▸ Job: Write out, please, the line containing "Convert this document image to plain text." together with all lines after it, up to and including the last one, with no other output.

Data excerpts
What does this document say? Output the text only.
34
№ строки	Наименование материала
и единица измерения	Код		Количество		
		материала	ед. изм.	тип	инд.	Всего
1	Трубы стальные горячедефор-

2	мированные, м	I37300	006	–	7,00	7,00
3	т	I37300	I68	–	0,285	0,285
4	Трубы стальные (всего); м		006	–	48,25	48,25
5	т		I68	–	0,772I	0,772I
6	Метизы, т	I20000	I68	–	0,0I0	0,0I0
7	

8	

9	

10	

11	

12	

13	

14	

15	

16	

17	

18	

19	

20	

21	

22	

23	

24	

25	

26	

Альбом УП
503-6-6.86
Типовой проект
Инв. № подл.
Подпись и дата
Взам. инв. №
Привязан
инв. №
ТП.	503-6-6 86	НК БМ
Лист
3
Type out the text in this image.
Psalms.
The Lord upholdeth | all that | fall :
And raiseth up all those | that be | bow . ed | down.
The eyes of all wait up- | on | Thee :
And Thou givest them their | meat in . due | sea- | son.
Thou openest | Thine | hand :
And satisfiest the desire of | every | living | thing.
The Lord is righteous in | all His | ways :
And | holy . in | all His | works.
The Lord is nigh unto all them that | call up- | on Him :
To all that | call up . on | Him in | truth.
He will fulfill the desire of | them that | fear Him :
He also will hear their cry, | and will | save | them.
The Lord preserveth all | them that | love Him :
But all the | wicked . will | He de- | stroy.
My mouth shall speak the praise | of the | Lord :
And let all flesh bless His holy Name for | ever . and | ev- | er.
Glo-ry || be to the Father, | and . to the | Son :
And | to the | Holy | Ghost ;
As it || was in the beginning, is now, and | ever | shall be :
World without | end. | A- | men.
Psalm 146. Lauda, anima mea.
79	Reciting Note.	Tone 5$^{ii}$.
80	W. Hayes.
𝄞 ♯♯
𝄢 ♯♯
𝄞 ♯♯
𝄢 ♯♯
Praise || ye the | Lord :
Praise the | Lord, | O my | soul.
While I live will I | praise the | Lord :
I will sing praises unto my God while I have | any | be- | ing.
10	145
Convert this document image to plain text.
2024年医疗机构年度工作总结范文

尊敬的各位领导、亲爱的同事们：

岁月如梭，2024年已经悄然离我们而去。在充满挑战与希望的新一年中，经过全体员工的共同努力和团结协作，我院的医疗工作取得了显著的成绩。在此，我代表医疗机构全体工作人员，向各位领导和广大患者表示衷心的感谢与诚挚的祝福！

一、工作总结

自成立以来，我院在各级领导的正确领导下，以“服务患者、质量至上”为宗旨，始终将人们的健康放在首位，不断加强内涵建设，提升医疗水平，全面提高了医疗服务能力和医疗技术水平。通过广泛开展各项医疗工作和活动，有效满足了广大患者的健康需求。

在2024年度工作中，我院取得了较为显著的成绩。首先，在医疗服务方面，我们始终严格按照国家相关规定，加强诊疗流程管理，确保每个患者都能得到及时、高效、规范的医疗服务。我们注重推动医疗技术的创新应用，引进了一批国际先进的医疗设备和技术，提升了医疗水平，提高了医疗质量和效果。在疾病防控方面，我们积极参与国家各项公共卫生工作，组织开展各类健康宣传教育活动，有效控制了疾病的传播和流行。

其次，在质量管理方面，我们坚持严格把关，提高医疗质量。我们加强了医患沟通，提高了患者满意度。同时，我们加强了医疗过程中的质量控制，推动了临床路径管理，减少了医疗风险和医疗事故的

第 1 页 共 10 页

▸ Complete response:
Convert this document image to plain text.
2024年医疗机构年度工作总结范文

尊敬的各位领导、亲爱的同事们：

岁月如梭，2024年已经悄然离我们而去。在充满挑战与希望的新一年中，经过全体员工的共同努力和团结协作，我院的医疗工作取得了显著的成绩。在此，我代表医疗机构全体工作人员，向各位领导和广大患者表示衷心的感谢与诚挚的祝福！

一、工作总结

自成立以来，我院在各级领导的正确领导下，以“服务患者、质量至上”为宗旨，始终将人们的健康放在首位，不断加强内涵建设，提升医疗水平，全面提高了医疗服务能力和医疗技术水平。通过广泛开展各项医疗工作和活动，有效满足了广大患者的健康需求。

在2024年度工作中，我院取得了较为显著的成绩。首先，在医疗服务方面，我们始终严格按照国家相关规定，加强诊疗流程管理，确保每个患者都能得到及时、高效、规范的医疗服务。我们注重推动医疗技术的创新应用，引进了一批国际先进的医疗设备和技术，提升了医疗水平，提高了医疗质量和效果。在疾病防控方面，我们积极参与国家各项公共卫生工作，组织开展各类健康宣传教育活动，有效控制了疾病的传播和流行。

其次，在质量管理方面，我们坚持严格把关，提高医疗质量。我们加强了医患沟通，提高了患者满意度。同时，我们加强了医疗过程中的质量控制，推动了临床路径管理，减少了医疗风险和医疗事故的

第 1 页 共 10 页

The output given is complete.